INPUT FOR THIS TASK —
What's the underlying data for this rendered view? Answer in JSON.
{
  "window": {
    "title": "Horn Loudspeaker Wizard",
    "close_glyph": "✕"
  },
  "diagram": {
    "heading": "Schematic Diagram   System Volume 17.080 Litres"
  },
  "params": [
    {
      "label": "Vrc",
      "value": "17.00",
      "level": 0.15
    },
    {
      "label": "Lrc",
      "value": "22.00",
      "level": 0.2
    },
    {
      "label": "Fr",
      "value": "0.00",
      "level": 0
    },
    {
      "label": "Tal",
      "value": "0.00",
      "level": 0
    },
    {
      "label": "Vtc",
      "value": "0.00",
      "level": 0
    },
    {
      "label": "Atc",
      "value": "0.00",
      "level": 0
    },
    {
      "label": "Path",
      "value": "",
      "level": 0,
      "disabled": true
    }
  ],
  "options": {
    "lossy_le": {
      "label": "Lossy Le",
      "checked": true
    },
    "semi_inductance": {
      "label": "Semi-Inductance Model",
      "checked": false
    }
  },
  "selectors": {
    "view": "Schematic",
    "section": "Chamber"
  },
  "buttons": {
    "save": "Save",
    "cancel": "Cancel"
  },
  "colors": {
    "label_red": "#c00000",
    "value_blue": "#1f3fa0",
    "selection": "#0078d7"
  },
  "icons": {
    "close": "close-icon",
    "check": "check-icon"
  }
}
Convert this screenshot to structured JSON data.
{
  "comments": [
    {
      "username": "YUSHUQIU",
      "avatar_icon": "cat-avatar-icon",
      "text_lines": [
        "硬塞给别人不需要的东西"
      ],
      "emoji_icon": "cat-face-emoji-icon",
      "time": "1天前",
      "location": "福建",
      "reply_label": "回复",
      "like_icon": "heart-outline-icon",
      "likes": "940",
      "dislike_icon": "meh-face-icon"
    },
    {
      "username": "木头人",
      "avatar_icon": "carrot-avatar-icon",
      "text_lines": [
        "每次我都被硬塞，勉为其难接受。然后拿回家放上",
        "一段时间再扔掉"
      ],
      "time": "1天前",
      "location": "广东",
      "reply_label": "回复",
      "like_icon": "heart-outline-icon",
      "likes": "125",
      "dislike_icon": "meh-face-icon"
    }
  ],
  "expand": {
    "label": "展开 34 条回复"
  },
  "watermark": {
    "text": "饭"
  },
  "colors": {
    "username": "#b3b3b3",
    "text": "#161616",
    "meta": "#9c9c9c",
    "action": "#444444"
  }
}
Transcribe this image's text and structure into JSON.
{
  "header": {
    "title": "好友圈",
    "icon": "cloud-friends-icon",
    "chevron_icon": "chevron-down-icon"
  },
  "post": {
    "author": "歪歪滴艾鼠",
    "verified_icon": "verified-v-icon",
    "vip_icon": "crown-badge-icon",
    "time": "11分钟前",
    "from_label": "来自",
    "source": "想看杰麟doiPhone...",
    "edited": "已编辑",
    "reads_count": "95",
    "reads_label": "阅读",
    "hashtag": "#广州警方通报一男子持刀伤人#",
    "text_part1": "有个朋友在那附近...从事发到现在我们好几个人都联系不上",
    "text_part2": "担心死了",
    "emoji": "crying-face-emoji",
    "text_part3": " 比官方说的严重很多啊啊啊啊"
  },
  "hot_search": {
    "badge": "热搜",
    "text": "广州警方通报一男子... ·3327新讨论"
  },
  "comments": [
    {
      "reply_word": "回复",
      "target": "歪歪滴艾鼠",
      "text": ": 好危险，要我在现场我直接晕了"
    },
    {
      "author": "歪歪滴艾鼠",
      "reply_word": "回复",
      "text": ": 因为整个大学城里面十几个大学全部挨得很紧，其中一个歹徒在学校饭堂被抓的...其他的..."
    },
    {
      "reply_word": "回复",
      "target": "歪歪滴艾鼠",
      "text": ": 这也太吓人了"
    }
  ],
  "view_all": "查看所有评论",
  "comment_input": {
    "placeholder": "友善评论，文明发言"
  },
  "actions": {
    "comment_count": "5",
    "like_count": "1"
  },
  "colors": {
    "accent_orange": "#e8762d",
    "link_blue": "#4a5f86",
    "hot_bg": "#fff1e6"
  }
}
---
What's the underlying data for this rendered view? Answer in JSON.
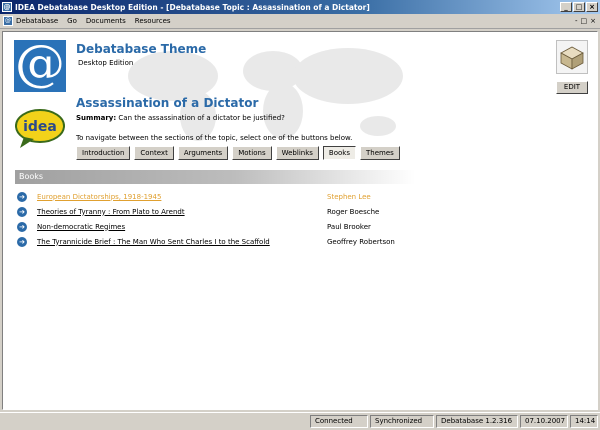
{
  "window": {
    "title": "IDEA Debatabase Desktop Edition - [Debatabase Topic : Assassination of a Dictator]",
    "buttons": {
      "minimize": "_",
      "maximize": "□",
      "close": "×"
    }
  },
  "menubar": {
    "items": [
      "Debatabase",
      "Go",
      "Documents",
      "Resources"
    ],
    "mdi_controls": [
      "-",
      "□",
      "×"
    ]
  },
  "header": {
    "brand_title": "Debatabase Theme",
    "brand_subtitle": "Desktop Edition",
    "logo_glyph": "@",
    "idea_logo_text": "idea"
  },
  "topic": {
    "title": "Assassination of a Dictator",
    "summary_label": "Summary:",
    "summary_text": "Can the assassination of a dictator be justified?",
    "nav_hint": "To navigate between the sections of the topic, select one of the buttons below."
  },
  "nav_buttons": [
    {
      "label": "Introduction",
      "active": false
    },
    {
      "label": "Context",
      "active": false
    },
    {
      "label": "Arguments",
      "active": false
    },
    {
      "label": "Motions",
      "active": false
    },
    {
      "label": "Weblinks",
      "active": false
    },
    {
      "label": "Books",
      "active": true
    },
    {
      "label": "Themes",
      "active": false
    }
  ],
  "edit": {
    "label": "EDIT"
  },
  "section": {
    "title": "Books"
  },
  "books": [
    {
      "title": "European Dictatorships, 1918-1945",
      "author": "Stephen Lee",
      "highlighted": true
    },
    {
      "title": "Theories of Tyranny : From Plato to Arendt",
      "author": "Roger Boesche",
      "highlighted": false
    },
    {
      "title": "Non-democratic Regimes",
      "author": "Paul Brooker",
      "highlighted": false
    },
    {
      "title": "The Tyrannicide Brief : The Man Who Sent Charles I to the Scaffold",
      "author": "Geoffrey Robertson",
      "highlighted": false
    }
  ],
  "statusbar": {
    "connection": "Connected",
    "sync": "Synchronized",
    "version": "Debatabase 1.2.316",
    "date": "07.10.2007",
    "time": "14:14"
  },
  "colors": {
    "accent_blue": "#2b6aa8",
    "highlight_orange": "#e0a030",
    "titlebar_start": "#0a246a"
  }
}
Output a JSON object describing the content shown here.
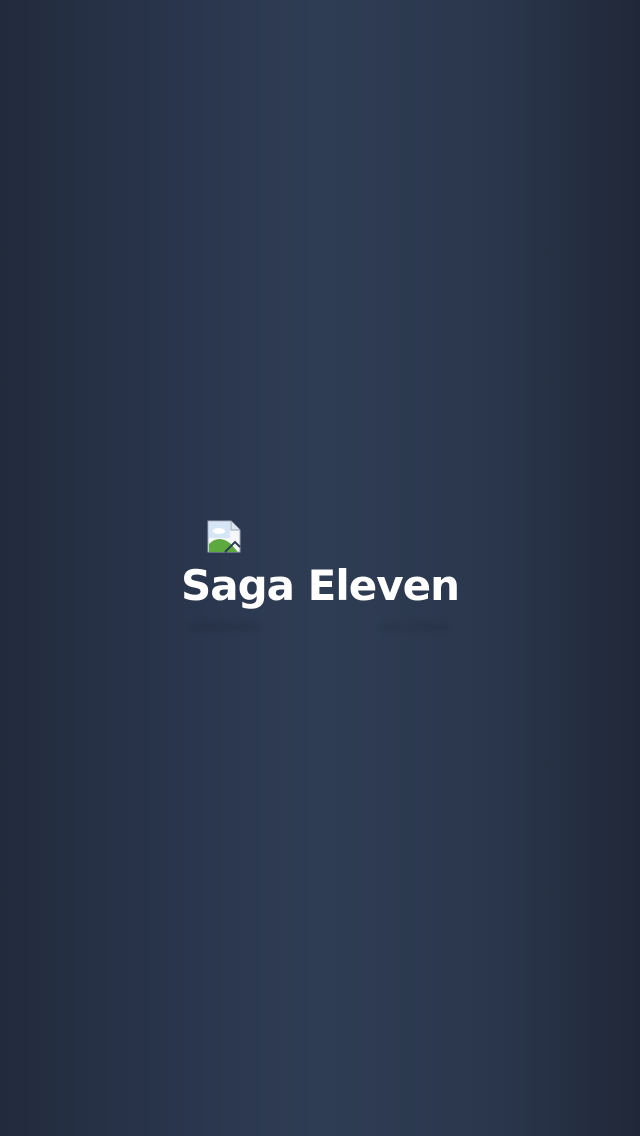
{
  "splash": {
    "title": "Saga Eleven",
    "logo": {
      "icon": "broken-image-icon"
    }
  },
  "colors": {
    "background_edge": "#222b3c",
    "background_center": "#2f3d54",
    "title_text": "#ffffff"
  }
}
...
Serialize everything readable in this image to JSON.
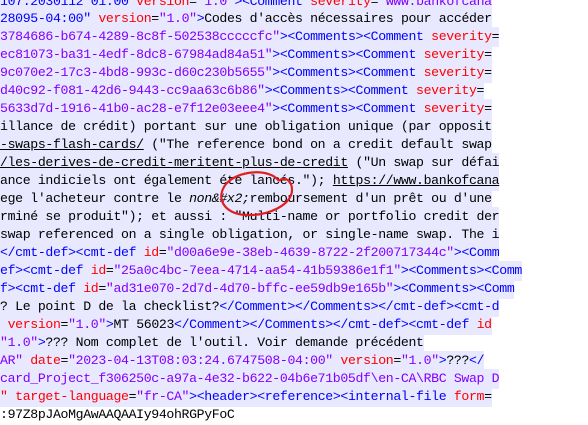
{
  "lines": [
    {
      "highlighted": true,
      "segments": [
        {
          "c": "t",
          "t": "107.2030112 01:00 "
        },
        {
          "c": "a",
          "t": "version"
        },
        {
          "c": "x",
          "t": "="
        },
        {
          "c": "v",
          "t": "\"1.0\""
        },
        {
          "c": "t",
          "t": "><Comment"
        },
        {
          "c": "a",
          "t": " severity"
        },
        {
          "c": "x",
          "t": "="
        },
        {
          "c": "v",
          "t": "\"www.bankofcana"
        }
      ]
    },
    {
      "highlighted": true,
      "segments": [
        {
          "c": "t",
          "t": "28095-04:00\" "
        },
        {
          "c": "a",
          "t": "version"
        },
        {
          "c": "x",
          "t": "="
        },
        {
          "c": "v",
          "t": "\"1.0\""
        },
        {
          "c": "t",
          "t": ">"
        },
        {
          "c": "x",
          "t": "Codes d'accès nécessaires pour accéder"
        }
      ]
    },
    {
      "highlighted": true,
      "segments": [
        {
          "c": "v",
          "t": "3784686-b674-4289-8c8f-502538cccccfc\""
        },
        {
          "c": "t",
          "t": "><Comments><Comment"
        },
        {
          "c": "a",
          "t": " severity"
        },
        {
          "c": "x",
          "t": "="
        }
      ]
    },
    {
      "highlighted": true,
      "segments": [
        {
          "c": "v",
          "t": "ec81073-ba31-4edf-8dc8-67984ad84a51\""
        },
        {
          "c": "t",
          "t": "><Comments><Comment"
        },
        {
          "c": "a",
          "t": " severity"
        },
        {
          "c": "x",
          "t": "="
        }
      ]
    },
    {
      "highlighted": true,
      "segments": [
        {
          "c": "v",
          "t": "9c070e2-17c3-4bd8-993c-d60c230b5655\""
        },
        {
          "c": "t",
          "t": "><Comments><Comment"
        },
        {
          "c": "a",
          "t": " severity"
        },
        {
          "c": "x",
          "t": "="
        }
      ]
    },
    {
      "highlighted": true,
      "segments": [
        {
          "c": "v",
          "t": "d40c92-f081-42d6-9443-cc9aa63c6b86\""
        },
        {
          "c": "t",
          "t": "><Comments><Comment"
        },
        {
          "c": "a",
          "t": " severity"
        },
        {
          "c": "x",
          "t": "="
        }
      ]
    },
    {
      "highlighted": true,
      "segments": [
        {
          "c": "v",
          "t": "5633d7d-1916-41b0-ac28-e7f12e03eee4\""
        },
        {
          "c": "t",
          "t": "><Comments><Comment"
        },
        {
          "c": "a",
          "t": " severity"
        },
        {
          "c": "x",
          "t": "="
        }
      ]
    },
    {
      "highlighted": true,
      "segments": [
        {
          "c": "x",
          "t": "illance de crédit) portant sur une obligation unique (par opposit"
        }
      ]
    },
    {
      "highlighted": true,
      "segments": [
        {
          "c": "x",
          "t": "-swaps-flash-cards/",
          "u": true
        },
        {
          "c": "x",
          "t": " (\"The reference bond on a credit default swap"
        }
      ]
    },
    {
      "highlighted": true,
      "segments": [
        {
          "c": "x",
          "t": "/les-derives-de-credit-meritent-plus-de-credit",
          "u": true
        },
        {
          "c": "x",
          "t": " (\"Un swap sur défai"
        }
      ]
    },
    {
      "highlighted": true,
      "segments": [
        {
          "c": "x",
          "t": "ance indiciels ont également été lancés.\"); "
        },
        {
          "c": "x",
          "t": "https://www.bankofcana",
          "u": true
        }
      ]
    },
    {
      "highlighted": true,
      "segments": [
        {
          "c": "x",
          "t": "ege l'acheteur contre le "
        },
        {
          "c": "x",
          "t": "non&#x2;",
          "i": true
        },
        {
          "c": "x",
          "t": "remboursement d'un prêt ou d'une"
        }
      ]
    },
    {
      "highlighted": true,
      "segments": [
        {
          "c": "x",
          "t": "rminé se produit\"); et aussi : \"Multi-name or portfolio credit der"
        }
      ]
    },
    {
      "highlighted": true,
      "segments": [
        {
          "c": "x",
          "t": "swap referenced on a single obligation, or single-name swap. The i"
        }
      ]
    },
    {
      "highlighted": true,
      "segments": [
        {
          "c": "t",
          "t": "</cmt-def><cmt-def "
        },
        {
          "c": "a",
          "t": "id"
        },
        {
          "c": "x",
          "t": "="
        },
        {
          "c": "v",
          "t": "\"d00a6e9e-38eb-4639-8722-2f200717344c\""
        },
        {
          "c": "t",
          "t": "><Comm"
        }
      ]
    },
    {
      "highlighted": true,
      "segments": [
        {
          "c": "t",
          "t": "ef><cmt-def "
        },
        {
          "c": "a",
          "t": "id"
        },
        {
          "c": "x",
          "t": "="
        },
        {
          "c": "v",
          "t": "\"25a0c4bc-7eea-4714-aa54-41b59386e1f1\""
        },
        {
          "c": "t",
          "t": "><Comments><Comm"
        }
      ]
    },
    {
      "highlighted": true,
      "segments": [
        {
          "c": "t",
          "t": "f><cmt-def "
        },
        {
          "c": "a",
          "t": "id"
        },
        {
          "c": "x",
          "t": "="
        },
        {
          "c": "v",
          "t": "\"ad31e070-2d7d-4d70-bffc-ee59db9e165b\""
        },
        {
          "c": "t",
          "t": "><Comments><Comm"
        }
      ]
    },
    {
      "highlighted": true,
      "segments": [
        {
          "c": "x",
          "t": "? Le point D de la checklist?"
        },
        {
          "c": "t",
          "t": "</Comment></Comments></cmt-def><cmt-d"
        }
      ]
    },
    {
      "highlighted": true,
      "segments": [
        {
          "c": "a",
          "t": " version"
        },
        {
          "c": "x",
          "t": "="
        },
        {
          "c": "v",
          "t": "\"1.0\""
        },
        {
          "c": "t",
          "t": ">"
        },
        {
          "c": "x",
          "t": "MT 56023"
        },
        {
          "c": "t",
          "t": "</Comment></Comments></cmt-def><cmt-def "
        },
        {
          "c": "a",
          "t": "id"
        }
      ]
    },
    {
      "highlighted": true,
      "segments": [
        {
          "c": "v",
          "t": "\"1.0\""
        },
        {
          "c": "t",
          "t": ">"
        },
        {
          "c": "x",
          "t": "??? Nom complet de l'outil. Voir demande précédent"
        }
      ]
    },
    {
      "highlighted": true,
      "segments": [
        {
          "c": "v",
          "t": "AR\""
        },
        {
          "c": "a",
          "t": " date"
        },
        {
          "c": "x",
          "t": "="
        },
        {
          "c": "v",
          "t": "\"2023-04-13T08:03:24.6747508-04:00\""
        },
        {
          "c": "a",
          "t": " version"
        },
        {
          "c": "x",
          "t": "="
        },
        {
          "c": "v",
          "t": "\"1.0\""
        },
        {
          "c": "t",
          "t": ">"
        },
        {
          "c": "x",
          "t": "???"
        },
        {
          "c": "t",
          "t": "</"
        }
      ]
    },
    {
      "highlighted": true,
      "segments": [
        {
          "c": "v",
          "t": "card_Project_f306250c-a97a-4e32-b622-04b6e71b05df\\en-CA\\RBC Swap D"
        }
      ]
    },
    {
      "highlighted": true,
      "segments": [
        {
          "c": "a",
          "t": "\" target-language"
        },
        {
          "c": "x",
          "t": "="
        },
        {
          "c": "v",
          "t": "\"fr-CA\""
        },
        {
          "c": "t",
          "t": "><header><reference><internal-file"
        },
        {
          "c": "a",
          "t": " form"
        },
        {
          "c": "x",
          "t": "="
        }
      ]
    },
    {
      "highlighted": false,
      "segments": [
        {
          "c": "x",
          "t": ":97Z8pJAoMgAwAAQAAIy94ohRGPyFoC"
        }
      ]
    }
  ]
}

WORK REQUIRED — Scan the entries above. Copy each line that has the string "Schematic".

RESPONSE TO THE TASK —
    "heading": "Schematic Diagram   System Volume 17.080 Litres"
    "view": "Schematic",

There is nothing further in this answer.